--- START Input ---

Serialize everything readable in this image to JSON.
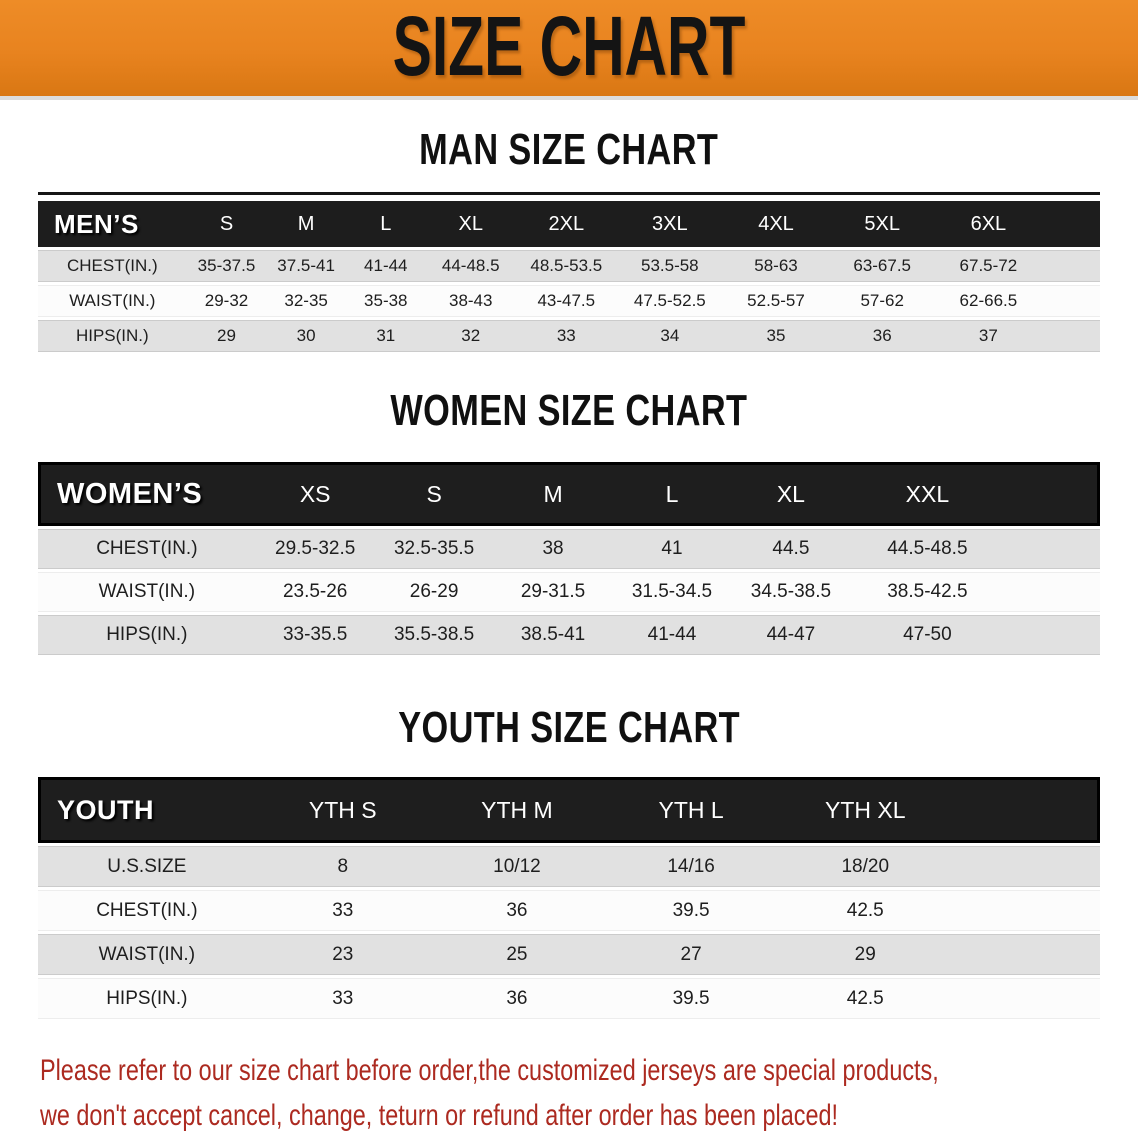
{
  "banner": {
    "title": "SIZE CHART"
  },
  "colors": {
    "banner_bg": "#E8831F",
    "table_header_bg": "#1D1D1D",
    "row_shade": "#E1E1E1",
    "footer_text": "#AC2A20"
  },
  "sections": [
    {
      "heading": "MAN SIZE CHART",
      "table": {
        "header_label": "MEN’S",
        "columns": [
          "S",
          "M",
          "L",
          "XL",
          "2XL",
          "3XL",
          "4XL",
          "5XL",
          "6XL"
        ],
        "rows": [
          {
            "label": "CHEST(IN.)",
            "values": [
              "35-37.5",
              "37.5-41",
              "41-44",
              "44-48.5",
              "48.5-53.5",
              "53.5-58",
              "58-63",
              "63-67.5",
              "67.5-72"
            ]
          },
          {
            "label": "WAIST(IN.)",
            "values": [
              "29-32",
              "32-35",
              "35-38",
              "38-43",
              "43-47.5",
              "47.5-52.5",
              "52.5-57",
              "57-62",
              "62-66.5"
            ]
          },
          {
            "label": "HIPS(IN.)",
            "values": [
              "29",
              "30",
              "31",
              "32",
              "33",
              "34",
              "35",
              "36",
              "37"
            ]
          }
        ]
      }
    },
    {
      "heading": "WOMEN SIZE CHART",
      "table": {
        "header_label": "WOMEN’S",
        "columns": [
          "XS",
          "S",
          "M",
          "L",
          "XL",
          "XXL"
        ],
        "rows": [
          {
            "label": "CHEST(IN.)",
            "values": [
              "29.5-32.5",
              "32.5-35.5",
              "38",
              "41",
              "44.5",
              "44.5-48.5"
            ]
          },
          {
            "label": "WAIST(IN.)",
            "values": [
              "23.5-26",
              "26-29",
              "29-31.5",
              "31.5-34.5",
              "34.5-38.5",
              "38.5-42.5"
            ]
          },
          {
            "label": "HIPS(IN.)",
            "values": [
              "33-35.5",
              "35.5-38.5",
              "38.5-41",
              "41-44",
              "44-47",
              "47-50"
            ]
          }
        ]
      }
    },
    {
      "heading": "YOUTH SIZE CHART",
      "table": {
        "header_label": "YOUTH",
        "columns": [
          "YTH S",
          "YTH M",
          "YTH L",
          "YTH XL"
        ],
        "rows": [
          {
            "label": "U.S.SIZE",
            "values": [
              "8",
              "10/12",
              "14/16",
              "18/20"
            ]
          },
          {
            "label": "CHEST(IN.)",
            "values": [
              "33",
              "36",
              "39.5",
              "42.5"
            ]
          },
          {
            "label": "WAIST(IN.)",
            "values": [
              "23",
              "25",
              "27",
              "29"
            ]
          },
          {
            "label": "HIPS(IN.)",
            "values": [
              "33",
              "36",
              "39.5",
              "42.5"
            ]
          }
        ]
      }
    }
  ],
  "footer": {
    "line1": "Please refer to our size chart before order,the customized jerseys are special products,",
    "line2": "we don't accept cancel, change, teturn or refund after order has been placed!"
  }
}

--- END Input ---

● **Task to carry out**
Reproduce all of the entries word for word, skipping any pictures they hold.

● **The response**
Serialize everything readable in this image to JSON.
{
  "banner": {
    "title": "SIZE CHART"
  },
  "colors": {
    "banner_bg": "#E8831F",
    "table_header_bg": "#1D1D1D",
    "row_shade": "#E1E1E1",
    "footer_text": "#AC2A20"
  },
  "sections": [
    {
      "heading": "MAN SIZE CHART",
      "table": {
        "header_label": "MEN’S",
        "columns": [
          "S",
          "M",
          "L",
          "XL",
          "2XL",
          "3XL",
          "4XL",
          "5XL",
          "6XL"
        ],
        "rows": [
          {
            "label": "CHEST(IN.)",
            "values": [
              "35-37.5",
              "37.5-41",
              "41-44",
              "44-48.5",
              "48.5-53.5",
              "53.5-58",
              "58-63",
              "63-67.5",
              "67.5-72"
            ]
          },
          {
            "label": "WAIST(IN.)",
            "values": [
              "29-32",
              "32-35",
              "35-38",
              "38-43",
              "43-47.5",
              "47.5-52.5",
              "52.5-57",
              "57-62",
              "62-66.5"
            ]
          },
          {
            "label": "HIPS(IN.)",
            "values": [
              "29",
              "30",
              "31",
              "32",
              "33",
              "34",
              "35",
              "36",
              "37"
            ]
          }
        ]
      }
    },
    {
      "heading": "WOMEN SIZE CHART",
      "table": {
        "header_label": "WOMEN’S",
        "columns": [
          "XS",
          "S",
          "M",
          "L",
          "XL",
          "XXL"
        ],
        "rows": [
          {
            "label": "CHEST(IN.)",
            "values": [
              "29.5-32.5",
              "32.5-35.5",
              "38",
              "41",
              "44.5",
              "44.5-48.5"
            ]
          },
          {
            "label": "WAIST(IN.)",
            "values": [
              "23.5-26",
              "26-29",
              "29-31.5",
              "31.5-34.5",
              "34.5-38.5",
              "38.5-42.5"
            ]
          },
          {
            "label": "HIPS(IN.)",
            "values": [
              "33-35.5",
              "35.5-38.5",
              "38.5-41",
              "41-44",
              "44-47",
              "47-50"
            ]
          }
        ]
      }
    },
    {
      "heading": "YOUTH SIZE CHART",
      "table": {
        "header_label": "YOUTH",
        "columns": [
          "YTH S",
          "YTH M",
          "YTH L",
          "YTH XL"
        ],
        "rows": [
          {
            "label": "U.S.SIZE",
            "values": [
              "8",
              "10/12",
              "14/16",
              "18/20"
            ]
          },
          {
            "label": "CHEST(IN.)",
            "values": [
              "33",
              "36",
              "39.5",
              "42.5"
            ]
          },
          {
            "label": "WAIST(IN.)",
            "values": [
              "23",
              "25",
              "27",
              "29"
            ]
          },
          {
            "label": "HIPS(IN.)",
            "values": [
              "33",
              "36",
              "39.5",
              "42.5"
            ]
          }
        ]
      }
    }
  ],
  "footer": {
    "line1": "Please refer to our size chart before order,the customized jerseys are special products,",
    "line2": "we don't accept cancel, change, teturn or refund after order has been placed!"
  }
}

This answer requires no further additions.